(TEXT PROVIDED begins)

McKinsey & Company says favourable regulatory policies and Financial Inclusion drive of the Central Bank of Nigeria (CBN) is promoting the boom in financial technology, Fintechs, in the country.
In its newly released report titled, ‘Harnessing Nigeria’s FinTech potential: How stakeholders could position the FinTech sector for growth now and beyond the crisis’, it states that more needs to be done to exploit a vast untapped market.
According to the report, Nigeria is now home to over 200 fintech standalone companies, plus a number of fintech solutions offered by banks and mobile network operators as part of their product portfolio.
Between 2014 and 2019, Nigeria’s bustling fintech scene raised more than $600 million in funding, attracting 25 percent ($122 million) of the $491.6 million raised by African tech startups in 2019 alone—second only to Kenya, which attracted $149 million.
It says the factors driving growth in each of these segments vary. “Payment-focused solutions have surged over the past two years, spurred, in part, by the central bank’s financial inclusion drive and favorable regulatory policies, including revised Know your Customer (KYC) requirements for lower-tier accounts and incentives to accelerate development of agent networks across the country.
“Paga, OPay, Cellulant, and Interswitch’s QuickTeller compete with mobile banking applications and bank unstructured supplementary service data (USSD) channels for send-and-receive transactions and bill payments.”
Growing Lending
According to McKinsey & Co, fintech activity in lending is picking up, thanks to the fact that fintechs are able to leverage payment data to determine lending risk more easily and utilize smartphones as a distribution channel. For example, fintech startups such as Carbon and Renmoney have successfully leveraged alternative credit-scoring algorithms to provide instant, unsecured, short-term loans to individuals.

(TEXT PROVIDED ends)
(PROVIDED MATERIAL begins)

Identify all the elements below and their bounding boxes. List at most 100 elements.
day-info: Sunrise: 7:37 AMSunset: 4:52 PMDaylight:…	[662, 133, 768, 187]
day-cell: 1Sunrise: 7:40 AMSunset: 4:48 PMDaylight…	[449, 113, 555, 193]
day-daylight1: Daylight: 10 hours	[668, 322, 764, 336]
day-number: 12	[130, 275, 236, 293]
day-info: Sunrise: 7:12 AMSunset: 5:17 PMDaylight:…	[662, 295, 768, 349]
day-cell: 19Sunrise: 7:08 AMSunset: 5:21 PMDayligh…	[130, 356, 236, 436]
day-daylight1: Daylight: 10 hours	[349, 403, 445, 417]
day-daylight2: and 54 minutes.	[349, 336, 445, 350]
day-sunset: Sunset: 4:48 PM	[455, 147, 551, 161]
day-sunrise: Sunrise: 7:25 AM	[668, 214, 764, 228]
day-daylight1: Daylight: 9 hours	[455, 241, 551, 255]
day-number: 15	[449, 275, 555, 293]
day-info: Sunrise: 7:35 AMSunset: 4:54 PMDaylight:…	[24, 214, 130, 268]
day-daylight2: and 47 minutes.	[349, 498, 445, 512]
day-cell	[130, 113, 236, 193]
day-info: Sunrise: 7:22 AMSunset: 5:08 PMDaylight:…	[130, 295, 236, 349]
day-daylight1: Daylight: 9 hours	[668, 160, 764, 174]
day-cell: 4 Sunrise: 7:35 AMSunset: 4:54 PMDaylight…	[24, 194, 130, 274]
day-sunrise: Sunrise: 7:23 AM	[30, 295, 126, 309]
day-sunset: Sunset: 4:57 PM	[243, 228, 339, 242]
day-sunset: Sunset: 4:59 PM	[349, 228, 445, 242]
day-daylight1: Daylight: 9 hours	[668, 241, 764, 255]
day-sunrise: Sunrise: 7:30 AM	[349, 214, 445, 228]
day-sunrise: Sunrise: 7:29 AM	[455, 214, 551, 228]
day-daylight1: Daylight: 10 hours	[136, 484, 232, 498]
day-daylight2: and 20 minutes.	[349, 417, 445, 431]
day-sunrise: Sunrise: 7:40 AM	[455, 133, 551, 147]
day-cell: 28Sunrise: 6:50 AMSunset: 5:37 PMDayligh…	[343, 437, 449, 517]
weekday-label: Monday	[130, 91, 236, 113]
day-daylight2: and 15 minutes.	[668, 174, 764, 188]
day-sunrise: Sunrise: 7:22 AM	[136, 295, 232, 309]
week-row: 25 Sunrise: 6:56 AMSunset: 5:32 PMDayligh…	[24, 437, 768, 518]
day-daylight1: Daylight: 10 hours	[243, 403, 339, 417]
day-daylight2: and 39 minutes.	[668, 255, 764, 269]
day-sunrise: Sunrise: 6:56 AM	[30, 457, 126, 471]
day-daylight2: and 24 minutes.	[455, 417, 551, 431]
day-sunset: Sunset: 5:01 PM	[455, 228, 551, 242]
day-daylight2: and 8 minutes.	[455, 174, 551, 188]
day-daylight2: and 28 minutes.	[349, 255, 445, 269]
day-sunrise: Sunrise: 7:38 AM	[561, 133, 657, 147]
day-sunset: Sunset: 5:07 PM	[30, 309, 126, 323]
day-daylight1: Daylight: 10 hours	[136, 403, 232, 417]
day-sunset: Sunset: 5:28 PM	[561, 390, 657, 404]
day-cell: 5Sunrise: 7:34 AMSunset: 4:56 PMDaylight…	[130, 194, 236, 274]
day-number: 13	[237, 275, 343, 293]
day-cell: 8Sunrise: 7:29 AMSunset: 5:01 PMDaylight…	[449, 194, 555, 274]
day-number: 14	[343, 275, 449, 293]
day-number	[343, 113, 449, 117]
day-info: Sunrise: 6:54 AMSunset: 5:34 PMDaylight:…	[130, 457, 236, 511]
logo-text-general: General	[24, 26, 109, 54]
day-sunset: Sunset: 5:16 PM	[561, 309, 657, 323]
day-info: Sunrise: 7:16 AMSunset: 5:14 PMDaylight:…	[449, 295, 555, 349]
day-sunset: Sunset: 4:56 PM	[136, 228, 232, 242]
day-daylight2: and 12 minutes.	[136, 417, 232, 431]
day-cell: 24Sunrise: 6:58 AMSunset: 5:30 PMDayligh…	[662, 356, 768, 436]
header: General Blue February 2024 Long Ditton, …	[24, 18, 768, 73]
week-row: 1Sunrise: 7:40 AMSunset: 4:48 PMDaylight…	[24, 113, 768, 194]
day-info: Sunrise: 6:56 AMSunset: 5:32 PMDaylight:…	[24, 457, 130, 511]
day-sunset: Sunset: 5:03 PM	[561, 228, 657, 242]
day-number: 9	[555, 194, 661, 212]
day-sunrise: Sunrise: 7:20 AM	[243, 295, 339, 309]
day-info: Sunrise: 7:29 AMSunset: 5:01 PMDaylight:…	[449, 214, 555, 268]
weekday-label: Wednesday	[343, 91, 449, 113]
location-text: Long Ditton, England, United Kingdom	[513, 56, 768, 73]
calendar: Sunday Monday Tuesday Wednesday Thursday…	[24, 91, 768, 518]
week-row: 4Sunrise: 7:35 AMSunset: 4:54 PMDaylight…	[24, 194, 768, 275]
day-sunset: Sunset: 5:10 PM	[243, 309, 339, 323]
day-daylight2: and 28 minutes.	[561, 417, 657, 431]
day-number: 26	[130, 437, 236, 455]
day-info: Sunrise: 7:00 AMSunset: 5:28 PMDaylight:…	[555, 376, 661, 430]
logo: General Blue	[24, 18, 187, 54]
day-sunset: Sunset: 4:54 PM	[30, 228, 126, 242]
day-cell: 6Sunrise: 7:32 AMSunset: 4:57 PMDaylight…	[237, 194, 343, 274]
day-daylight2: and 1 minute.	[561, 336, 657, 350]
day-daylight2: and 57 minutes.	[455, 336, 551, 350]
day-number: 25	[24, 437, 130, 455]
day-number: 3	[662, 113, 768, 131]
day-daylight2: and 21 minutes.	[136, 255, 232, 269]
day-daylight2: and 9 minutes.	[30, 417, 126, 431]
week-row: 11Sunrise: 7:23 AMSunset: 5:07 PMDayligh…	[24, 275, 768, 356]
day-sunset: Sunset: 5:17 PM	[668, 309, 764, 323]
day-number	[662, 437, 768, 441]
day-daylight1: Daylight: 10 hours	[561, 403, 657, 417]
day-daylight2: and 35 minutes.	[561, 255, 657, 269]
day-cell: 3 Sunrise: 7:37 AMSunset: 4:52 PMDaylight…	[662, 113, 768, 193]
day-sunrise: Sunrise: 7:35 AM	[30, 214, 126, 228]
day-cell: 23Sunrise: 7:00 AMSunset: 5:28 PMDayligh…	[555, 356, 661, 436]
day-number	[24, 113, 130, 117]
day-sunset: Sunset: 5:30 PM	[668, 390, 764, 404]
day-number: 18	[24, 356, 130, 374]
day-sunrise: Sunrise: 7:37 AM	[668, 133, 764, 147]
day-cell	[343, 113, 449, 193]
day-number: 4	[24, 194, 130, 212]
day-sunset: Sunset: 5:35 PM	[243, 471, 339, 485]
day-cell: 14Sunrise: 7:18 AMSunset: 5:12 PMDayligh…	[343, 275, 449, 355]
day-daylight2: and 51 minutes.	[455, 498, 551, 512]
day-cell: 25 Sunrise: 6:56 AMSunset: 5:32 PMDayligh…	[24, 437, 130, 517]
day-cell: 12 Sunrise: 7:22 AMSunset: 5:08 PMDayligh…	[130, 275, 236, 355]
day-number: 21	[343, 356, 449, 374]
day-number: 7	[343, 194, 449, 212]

(PROVIDED MATERIAL ends)

* TASKS:
[1] According to the article, how many standalone fintech companies is Nigeria now home to?
[2] Please give the passage of the article from "McKinsey & Company" to "attracted $149 million." again, changing "report" to "study".

* ANSWER SECTION:
[1] Over 200.

[2]
McKinsey & Company says favourable regulatory policies and Financial Inclusion drive of the Central Bank of Nigeria (CBN) is promoting the boom in financial technology, Fintechs, in the country.
In its newly released study titled, ‘Harnessing Nigeria’s FinTech potential: How stakeholders could position the FinTech sector for growth now and beyond the crisis’, it states that more needs to be done to exploit a vast untapped market.
According to the study, Nigeria is now home to over 200 fintech standalone companies, plus a number of fintech solutions offered by banks and mobile network operators as part of their product portfolio.
Between 2014 and 2019, Nigeria’s bustling fintech scene raised more than $600 million in funding, attracting 25 percent ($122 million) of the $491.6 million raised by African tech startups in 2019 alone—second only to Kenya, which attracted $149 million.